#### Set tasks:
a - Translate this sentence from the post on digital bureaucracy into Spanish: "She found that those who were almost always online overestimated the amount of time that had passed compared to those who rarely used technology."
b - In the post on digital bureaucracy, condense the paragraph beginning "Parkinson’s Law, named after historian C. Northcote Parkinson" into a short bulleted list that keeps its main facts.

#### Provided passage:

-- Begin --

Is Digital Bureaucracy Making Us Less Productive?

Bureaucracy is the death of all sound work. ~ Albert Einstein.

Some context for this post: I’ve been doing some thinking recently about why people keep saying they are ‘too busy’.

Is busyness an indicator of having too much work to do, or a sign of a lack of empowerment?

Or is it a sign of working within an overly bureaucratic system?

Back in 2015 Aoife McLoughlin from James Cook University‘s Singapore campus published an interesting hypothesis. What if our very use of technology makes time appear to go faster? She found that those who were almost always online overestimated the amount of time that had passed compared to those who rarely used technology. A person sitting playing with their phone in a waiting room would estimate that an hour passed in just 50 minutes. And it wasn’t just those who used technology often – McLoughlin found that even people who read an advertisement for the latest iPad perceived time as passing more quickly than those who had read an excerpt from a novel. 

“It’s almost as though we’re trying to emulate the technology and be speedier and more efficient,” McLoughlin told ScienceAlert. “It seems like there’s something about technology itself that primes us to increase that pacemaker inside of us that measures the passing of time.”

Whilst feeling busy and the pace of life picking up is nothing new, we have more technology available to us than ever before – and whether you are home based or a field worker, your work life is a constant series of reminders and prompts – a smorgasbord of digital nagging to keep telling you some work is outstanding. Hurry up.

It’s my contention that we have created a new digital bureaucracy – where everyone can invade our most precious commodity: time.

PARKINSON’S LAW 1 – “WORK EXPANDS SO AS TO FILL THE TIME AVAILABLE FOR ITS COMPLETION”.

Parkinson’s Law, named after historian C. Northcote Parkinson, states that work creates more work, gradually expanding to the point of filling the time available for its completion. Parkinson believed that bureaucracies always grow. Managers wish to appear busy, so they increase their workload by creating rules or things to be filled in. Then they hire more subordinates, who in turn require more managerial time for supervision.

The theory has been developed in recent years by the likes of Gary Hamel and Michele Zahini who posit some useful indicators of bureaucracy:

  • In a bureaucracy, your power and compensation are the product of head count and budget.

-- End --

#### Records provided:
-- Begin --

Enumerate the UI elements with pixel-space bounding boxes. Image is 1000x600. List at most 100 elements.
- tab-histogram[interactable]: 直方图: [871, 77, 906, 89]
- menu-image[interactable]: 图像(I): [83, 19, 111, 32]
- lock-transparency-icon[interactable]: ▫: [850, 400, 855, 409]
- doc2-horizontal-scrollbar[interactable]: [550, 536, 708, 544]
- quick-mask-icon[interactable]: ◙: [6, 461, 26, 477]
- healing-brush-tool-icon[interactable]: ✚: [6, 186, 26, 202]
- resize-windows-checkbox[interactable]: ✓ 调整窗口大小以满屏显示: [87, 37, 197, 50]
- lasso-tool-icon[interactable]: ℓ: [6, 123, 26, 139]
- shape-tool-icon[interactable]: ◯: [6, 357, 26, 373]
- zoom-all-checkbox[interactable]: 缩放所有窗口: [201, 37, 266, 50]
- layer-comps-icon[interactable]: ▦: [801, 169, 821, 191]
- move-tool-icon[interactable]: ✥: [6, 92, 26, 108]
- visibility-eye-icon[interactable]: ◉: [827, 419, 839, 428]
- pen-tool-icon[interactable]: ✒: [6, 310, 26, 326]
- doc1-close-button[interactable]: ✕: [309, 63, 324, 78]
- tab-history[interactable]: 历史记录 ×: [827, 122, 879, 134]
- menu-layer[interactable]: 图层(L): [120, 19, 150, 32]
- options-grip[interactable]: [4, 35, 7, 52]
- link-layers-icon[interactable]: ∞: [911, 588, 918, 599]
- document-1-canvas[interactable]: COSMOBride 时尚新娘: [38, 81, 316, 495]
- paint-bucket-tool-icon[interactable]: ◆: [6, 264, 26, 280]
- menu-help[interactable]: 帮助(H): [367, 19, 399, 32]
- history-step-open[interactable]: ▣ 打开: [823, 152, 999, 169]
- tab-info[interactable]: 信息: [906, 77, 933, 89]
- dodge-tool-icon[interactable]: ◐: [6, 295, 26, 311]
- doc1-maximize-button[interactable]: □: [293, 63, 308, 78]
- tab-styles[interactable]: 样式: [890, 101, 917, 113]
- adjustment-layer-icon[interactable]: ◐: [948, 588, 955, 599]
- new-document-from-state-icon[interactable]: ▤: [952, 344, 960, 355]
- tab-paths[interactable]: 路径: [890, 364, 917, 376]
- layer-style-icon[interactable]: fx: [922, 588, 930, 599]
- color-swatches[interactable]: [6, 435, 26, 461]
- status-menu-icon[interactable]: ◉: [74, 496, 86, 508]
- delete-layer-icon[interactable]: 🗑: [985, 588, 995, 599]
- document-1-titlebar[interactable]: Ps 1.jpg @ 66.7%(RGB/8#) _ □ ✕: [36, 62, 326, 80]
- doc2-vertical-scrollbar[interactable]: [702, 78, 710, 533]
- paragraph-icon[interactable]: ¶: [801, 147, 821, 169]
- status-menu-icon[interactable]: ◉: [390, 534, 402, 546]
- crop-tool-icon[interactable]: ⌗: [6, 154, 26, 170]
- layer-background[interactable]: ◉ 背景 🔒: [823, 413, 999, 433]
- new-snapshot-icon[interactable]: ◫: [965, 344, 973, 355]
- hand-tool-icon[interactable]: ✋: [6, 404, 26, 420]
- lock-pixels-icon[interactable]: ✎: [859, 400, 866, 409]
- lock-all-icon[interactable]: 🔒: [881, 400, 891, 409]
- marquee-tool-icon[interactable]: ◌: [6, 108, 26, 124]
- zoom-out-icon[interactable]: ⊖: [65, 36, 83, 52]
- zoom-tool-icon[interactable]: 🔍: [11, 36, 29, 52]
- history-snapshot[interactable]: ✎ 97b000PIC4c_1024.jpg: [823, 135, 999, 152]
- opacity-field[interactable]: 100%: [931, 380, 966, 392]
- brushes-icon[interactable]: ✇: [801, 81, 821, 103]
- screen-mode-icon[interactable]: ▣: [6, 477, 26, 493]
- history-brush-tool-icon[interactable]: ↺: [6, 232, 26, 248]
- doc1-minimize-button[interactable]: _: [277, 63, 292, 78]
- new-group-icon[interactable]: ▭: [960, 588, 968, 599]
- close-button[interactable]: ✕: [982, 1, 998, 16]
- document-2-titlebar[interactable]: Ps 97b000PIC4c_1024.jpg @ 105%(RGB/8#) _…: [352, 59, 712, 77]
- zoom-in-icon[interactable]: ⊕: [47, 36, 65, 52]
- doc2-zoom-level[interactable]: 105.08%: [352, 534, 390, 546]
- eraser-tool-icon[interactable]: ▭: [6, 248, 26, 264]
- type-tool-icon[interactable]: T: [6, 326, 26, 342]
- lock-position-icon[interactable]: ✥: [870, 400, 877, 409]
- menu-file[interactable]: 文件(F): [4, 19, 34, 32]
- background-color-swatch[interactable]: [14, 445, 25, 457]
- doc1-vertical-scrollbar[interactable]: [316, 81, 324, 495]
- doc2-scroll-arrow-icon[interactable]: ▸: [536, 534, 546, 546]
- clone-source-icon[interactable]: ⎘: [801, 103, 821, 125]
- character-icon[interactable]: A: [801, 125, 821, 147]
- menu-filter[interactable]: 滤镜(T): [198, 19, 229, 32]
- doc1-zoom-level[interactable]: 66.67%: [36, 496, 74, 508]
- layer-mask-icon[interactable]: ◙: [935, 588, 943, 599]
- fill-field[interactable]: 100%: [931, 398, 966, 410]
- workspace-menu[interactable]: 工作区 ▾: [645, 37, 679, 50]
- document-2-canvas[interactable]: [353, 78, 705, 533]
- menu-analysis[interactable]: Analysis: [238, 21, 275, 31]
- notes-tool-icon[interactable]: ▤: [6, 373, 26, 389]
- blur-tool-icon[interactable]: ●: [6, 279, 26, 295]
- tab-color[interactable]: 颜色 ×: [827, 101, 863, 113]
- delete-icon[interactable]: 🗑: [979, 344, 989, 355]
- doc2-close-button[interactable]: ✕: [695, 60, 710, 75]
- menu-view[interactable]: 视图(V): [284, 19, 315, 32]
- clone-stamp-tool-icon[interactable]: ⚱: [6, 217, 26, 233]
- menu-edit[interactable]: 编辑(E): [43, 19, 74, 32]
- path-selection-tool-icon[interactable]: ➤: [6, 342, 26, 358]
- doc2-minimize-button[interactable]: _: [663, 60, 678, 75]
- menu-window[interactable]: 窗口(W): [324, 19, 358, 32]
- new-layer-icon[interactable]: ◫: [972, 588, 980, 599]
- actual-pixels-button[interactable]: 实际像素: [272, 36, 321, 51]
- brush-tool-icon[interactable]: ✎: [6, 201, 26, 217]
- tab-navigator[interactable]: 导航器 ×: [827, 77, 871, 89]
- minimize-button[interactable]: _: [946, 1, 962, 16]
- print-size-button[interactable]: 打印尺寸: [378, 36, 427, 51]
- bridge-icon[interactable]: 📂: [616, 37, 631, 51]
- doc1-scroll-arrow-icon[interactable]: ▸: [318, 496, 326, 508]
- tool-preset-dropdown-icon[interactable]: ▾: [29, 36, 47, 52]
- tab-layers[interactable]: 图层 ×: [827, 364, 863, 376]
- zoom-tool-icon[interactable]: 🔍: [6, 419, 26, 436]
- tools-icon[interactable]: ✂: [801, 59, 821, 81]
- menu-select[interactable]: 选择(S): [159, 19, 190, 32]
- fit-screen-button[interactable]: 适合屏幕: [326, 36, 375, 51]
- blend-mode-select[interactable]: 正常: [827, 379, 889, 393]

-- End --

#### Answers to the exercise:
a - Descubrió que quienes estaban conectados casi siempre sobrestimaban la cantidad de tiempo transcurrido en comparación con quienes rara vez usaban la tecnología.

b -
- Parkinson's Law is named after historian C. Northcote Parkinson.
- It holds that work creates more work, expanding to fill the time available for its completion.
- Parkinson believed bureaucracies always grow.
- Managers who want to look busy add rules or things to be filled in.
- They then hire more subordinates, who need more managerial time for supervision.